Lines containing the string "none" are to be collected in full.

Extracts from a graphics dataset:
----

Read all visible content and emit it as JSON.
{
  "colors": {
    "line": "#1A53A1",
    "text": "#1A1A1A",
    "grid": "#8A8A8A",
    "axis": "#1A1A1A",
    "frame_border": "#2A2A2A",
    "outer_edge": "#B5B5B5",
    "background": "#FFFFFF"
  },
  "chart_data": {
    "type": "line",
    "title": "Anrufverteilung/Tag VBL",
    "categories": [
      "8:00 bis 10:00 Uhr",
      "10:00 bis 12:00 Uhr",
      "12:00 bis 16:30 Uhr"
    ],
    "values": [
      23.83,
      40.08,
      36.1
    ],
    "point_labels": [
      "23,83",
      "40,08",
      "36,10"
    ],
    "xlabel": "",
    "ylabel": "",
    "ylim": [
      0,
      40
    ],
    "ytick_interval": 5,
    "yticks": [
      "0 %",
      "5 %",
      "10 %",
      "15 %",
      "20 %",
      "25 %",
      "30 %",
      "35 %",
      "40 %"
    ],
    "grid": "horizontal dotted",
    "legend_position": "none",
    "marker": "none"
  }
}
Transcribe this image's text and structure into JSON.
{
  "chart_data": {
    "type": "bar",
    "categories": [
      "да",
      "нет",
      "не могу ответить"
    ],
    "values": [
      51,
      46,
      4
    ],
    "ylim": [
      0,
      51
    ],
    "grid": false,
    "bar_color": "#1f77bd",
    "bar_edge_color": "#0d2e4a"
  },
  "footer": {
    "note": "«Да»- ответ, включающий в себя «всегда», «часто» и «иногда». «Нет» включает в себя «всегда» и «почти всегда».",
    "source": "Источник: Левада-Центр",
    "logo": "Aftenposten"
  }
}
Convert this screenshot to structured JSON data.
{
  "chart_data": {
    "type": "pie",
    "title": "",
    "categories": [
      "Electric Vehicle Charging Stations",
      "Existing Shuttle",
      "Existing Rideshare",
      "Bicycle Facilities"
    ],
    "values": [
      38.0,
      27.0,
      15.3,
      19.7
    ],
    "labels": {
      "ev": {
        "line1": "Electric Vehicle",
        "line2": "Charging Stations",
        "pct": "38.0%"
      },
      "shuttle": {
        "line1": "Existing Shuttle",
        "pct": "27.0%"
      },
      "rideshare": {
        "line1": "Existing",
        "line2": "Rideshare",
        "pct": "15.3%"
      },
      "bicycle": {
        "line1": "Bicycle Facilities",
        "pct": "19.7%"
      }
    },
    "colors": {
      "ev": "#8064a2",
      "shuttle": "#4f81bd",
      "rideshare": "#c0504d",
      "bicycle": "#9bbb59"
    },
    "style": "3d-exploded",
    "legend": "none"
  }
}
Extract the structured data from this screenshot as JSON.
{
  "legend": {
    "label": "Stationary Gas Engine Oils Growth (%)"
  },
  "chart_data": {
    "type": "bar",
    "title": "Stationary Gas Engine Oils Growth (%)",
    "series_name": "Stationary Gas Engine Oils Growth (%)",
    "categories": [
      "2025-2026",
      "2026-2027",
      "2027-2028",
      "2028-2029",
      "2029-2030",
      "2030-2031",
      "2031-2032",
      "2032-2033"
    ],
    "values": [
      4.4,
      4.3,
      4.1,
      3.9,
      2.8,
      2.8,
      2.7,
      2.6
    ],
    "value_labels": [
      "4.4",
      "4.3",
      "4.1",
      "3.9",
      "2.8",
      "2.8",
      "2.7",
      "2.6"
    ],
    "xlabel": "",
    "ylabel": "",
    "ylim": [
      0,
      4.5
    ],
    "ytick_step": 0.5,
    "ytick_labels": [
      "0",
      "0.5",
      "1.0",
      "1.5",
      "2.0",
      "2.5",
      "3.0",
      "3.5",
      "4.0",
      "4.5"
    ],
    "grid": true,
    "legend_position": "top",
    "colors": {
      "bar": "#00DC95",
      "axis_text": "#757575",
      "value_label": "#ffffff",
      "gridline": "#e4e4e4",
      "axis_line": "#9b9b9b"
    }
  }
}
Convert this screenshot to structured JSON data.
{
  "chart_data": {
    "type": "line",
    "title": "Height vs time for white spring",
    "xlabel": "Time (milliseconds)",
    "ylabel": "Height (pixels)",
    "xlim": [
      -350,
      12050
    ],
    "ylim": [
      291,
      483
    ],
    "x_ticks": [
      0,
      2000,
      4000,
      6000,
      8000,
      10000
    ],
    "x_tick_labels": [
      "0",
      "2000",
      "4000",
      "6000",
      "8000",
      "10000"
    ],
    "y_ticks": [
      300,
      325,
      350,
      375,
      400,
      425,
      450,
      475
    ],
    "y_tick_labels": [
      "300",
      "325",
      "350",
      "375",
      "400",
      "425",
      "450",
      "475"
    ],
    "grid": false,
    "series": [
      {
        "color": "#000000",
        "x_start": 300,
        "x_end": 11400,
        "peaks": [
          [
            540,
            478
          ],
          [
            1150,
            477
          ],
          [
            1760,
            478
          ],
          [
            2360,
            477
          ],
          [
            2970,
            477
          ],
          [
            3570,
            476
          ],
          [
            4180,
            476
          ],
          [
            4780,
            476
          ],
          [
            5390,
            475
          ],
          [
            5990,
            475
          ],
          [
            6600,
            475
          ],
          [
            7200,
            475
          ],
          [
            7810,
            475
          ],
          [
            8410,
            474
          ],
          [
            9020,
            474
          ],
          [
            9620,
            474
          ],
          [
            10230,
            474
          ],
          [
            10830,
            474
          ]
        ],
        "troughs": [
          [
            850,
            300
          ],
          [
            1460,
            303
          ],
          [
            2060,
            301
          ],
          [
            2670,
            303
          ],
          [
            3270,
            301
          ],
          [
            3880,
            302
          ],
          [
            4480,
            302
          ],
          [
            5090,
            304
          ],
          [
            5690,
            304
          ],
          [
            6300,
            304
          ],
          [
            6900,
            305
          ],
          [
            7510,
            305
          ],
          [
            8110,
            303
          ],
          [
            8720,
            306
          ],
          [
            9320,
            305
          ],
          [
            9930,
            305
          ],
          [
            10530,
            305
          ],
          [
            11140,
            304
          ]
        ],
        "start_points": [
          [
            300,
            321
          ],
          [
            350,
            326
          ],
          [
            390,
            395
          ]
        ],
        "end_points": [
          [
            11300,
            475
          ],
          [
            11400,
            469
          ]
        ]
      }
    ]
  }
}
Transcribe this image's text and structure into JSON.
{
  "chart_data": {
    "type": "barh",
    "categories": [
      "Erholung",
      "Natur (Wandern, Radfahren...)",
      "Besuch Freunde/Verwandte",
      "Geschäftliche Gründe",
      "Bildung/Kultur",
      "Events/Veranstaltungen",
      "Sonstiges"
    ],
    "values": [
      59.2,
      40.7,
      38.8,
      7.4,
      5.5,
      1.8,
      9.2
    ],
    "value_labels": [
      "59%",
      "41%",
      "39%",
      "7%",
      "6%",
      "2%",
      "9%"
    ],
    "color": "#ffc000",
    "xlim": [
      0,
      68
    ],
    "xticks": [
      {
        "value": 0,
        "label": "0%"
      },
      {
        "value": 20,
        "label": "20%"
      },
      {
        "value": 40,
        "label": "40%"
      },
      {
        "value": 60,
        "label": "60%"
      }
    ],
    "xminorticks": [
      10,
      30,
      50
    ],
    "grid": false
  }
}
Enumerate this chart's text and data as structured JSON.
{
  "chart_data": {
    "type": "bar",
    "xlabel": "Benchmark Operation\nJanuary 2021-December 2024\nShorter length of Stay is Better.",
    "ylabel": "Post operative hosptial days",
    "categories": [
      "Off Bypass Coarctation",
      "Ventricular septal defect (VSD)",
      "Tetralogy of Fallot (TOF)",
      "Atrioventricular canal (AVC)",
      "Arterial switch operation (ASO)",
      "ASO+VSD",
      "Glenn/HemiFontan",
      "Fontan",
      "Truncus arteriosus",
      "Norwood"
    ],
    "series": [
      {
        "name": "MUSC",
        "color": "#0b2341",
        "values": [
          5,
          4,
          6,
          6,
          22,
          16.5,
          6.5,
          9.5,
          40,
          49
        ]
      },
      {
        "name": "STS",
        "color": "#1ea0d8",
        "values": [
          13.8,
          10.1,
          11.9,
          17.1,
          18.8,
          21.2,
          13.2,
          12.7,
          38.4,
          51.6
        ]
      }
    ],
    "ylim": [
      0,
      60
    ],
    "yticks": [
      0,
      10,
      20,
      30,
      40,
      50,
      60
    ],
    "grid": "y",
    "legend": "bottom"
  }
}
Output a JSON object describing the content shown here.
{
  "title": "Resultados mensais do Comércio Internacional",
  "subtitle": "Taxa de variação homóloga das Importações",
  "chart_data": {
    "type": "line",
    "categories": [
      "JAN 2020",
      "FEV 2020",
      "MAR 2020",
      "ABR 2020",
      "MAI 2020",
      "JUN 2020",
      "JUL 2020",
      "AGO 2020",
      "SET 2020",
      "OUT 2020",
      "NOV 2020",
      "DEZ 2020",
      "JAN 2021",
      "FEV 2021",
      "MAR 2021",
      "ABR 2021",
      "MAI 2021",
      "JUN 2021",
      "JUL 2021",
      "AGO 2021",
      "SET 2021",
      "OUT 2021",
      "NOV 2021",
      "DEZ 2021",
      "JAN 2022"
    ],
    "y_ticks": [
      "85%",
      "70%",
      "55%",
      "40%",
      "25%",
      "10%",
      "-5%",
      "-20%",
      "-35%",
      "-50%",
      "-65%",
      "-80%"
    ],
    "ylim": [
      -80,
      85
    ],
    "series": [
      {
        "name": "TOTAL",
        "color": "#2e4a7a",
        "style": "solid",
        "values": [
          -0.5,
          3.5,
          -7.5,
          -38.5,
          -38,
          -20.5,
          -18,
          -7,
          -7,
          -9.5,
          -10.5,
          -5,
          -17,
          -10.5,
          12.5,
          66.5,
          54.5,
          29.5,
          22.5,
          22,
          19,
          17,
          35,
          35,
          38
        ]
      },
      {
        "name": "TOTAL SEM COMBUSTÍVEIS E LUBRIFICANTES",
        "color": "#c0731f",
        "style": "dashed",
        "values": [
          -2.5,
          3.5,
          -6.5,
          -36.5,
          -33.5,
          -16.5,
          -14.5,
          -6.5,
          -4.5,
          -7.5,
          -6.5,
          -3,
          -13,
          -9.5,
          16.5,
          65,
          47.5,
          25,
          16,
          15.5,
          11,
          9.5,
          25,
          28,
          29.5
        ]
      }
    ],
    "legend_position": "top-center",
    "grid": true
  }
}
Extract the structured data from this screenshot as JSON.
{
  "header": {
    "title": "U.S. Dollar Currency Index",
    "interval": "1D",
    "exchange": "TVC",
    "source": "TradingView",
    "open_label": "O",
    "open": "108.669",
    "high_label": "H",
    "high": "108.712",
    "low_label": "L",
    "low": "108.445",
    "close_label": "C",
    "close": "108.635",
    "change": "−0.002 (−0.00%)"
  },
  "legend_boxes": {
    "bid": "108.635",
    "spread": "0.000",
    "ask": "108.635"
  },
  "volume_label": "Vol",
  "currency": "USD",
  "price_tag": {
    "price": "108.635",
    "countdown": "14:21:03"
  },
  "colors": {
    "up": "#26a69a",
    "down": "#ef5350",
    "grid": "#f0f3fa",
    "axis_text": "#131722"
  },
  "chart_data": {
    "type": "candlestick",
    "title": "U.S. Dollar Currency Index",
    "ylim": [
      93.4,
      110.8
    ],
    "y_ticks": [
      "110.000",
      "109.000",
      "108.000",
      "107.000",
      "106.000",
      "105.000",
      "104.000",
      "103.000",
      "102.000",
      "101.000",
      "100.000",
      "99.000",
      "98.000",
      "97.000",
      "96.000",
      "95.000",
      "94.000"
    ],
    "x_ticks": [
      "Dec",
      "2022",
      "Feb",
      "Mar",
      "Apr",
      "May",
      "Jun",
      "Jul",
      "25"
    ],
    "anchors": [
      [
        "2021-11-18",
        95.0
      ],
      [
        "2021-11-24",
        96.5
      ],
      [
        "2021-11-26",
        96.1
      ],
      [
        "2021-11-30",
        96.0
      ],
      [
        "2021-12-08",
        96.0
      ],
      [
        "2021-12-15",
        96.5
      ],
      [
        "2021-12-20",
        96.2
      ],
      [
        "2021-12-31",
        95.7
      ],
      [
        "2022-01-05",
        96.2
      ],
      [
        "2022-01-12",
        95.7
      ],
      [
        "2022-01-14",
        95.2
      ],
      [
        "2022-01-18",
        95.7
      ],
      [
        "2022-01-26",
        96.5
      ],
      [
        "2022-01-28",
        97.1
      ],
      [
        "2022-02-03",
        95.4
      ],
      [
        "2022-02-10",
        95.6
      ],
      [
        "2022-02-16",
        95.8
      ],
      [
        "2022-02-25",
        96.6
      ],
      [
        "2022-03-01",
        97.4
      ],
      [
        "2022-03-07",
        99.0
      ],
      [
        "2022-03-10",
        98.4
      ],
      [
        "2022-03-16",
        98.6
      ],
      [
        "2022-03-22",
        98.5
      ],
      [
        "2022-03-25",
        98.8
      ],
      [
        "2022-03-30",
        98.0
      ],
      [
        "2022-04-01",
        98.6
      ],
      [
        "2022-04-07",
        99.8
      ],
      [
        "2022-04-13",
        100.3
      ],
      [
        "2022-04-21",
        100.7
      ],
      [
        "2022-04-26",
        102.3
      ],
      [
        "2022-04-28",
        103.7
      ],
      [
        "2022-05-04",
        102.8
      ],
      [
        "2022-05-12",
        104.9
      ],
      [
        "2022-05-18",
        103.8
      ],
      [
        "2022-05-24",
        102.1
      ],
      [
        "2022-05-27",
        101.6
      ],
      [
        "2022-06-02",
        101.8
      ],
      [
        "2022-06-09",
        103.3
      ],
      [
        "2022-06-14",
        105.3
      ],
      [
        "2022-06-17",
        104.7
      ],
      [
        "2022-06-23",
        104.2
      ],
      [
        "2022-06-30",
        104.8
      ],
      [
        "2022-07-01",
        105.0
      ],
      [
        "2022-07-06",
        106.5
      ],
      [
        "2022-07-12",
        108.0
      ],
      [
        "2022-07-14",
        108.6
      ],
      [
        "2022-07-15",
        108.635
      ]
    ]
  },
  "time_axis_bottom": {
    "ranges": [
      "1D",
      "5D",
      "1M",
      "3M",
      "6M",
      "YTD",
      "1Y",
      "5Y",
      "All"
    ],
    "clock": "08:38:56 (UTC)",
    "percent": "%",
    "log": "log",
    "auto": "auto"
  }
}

----

THE COMPLETED TASK.
    "legend_position": "none",
    "marker": "none"
    "legend": "none"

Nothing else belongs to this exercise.